- **Exercise**: Every line containing the word "일정하게" needs to be found and copied.

- **Record extracts**:
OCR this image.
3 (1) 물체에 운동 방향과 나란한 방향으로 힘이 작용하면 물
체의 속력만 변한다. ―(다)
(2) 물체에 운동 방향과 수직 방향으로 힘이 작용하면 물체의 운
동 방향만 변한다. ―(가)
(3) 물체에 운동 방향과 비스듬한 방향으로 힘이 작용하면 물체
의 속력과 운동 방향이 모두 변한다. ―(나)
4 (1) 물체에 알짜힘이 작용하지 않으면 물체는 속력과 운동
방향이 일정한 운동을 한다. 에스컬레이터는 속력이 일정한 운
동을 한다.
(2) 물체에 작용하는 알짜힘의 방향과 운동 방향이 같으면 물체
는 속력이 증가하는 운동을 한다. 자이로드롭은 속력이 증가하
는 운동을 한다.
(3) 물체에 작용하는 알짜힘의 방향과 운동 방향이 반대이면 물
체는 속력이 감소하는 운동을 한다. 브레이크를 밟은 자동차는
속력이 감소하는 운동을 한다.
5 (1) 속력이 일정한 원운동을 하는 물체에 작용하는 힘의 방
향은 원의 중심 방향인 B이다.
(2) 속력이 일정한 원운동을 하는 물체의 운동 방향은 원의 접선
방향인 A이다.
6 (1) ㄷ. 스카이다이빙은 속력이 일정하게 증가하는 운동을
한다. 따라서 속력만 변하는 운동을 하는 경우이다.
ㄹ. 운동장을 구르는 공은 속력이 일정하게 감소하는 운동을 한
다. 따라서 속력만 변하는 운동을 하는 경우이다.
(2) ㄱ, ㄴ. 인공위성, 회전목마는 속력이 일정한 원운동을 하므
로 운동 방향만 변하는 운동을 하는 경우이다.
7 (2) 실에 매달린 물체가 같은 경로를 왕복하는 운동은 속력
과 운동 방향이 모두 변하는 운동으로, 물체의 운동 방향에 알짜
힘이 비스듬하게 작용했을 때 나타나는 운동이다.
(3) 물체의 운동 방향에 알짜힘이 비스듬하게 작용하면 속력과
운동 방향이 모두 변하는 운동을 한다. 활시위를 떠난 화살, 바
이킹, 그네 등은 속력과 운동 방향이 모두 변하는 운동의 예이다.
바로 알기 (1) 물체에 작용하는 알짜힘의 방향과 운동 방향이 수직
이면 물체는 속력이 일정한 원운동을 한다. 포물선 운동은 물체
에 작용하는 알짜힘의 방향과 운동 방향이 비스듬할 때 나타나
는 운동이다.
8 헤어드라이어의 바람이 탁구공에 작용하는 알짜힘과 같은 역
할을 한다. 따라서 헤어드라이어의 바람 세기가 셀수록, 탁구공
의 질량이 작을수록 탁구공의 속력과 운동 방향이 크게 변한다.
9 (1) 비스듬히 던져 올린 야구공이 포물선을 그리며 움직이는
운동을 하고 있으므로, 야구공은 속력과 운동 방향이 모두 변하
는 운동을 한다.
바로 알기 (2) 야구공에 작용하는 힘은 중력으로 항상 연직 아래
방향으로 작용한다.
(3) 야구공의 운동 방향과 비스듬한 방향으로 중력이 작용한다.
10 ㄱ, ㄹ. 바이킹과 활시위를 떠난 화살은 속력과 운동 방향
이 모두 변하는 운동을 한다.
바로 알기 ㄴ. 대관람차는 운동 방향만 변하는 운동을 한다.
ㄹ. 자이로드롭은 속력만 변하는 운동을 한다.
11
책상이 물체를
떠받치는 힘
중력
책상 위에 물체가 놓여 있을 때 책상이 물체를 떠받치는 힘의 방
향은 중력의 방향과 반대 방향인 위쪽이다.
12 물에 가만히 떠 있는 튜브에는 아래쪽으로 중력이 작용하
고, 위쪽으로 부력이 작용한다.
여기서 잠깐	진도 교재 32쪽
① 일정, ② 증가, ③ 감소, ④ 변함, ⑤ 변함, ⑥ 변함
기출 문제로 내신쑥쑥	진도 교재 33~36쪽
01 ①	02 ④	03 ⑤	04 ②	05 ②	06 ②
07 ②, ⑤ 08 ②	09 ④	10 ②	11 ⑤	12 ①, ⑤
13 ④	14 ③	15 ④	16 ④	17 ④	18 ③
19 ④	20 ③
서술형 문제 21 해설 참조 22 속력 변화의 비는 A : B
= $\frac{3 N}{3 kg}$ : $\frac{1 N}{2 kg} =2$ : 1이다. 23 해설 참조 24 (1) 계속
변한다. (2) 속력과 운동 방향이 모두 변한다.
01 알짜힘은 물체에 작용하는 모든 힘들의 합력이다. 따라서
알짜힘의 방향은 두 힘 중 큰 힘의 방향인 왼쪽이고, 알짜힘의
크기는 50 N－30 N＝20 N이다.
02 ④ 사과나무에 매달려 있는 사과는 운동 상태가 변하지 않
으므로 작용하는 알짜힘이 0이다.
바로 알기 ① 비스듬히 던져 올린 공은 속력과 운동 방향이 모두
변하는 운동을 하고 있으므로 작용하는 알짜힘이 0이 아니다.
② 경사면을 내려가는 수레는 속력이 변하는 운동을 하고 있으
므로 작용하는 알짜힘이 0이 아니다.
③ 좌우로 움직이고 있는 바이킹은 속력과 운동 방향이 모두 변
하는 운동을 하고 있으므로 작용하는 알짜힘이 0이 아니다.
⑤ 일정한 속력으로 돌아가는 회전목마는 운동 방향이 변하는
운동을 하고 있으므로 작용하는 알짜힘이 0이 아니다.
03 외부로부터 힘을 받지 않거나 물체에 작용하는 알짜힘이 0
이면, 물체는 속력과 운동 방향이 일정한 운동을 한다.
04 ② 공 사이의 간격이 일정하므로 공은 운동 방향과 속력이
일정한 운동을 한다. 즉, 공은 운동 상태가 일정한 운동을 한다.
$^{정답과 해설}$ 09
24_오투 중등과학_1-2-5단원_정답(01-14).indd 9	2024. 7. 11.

- **Reply to the task**:
6 (1) ㄷ. 스카이다이빙은 속력이 일정하게 증가하는 운동을
ㄹ. 운동장을 구르는 공은 속력이 일정하게 감소하는 운동을 한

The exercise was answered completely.